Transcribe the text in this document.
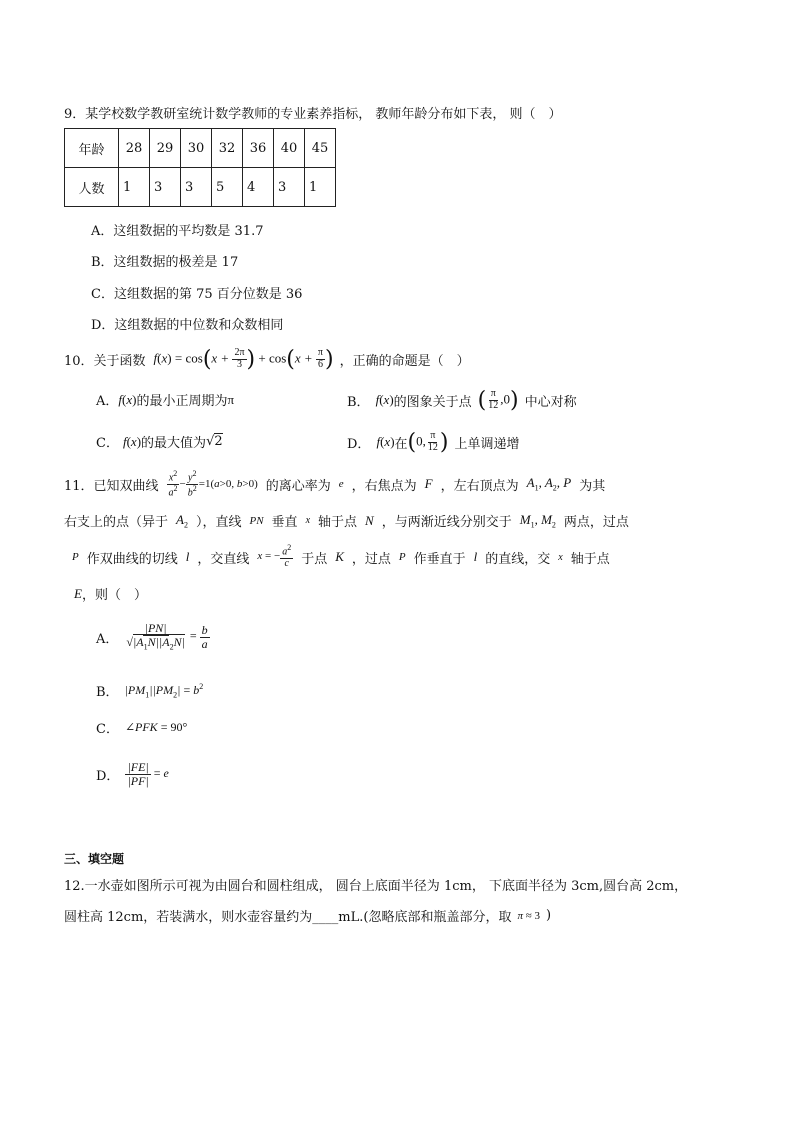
9．某学校数学教研室统计数学教师的专业素养指标， 教师年龄分布如下表， 则（　）
年龄	28	29	30	32	36	40	45
人数	1	3	3	5	4	3	1
A．这组数据的平均数是 31.7
B．这组数据的极差是 17
C．这组数据的第 75 百分位数是 36
D．这组数据的中位数和众数相同
10．关于函数 $f(x) = \cos(x + \frac{2\pi}{3}$ ) + $\cos(x + \frac{\pi}{6}$ ) ，正确的命题是（　）
A． f(x) 的最小正周期为 π	B． f(x) 的图象关于点 ( $\frac{\pi}{12} ,0$) 中心对称
C． f(x) 的最大值为 √2	D． f(x) 在 (0, $\frac{\pi}{12}$ ) 上单调递增
11．已知双曲线 $\frac{x^2}{a^2} - \frac{y^2}{b^2} =1(a>0$, b>0) 的离心率为 e ，右焦点为 F ，左右顶点为 $A_1$, $A_2$, P 为其
右支上的点（异于 $A_2$ ），直线 PN 垂直 x 轴于点 N ，与两渐近线分别交于 $M_1$, $M_2$ 两点，过点
P 作双曲线的切线 l ，交直线 x = − $\frac{a^2}{c}$ 于点 K ，过点 P 作垂直于 l 的直线，交 x 轴于点
E ，则（　）
A． $\frac{|PN|}{√|A_1N||A_2N|} = \frac{b}{a}$
B． $|PM_1||PM_2| = b^2$
C． ∠PFK = 90°
D． $\frac{|FE|}{|PF|} = e$
三、填空题
12.一水壶如图所示可视为由圆台和圆柱组成， 圆台上底面半径为 1cm， 下底面半径为 3cm,圆台高 2cm，
圆柱高 12cm，若装满水，则水壶容量约为____mL.(忽略底部和瓶盖部分，取 π ≈ 3 )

* * * * *

» **Task objective**: All the records need to be repeated exactly, with the images dropped.

» **Output of the exercise**:
Transcribe the text in this document.
9．某学校数学教研室统计数学教师的专业素养指标， 教师年龄分布如下表， 则（　）
年龄	28	29	30	32	36	40	45
人数	1	3	3	5	4	3	1
A．这组数据的平均数是 31.7
B．这组数据的极差是 17
C．这组数据的第 75 百分位数是 36
D．这组数据的中位数和众数相同
10．关于函数 $f(x) = \cos(x + \frac{2\pi}{3}$ ) + $\cos(x + \frac{\pi}{6}$ ) ，正确的命题是（　）
A． f(x) 的最小正周期为 π	B． f(x) 的图象关于点 ( $\frac{\pi}{12} ,0$) 中心对称
C． f(x) 的最大值为 √2	D． f(x) 在 (0, $\frac{\pi}{12}$ ) 上单调递增
11．已知双曲线 $\frac{x^2}{a^2} - \frac{y^2}{b^2} =1(a>0$, b>0) 的离心率为 e ，右焦点为 F ，左右顶点为 $A_1$, $A_2$, P 为其
右支上的点（异于 $A_2$ ），直线 PN 垂直 x 轴于点 N ，与两渐近线分别交于 $M_1$, $M_2$ 两点，过点
P 作双曲线的切线 l ，交直线 x = − $\frac{a^2}{c}$ 于点 K ，过点 P 作垂直于 l 的直线，交 x 轴于点
E ，则（　）
A． $\frac{|PN|}{√|A_1N||A_2N|} = \frac{b}{a}$
B． $|PM_1||PM_2| = b^2$
C． ∠PFK = 90°
D． $\frac{|FE|}{|PF|} = e$
三、填空题
12.一水壶如图所示可视为由圆台和圆柱组成， 圆台上底面半径为 1cm， 下底面半径为 3cm,圆台高 2cm，
圆柱高 12cm，若装满水，则水壶容量约为____mL.(忽略底部和瓶盖部分，取 π ≈ 3 )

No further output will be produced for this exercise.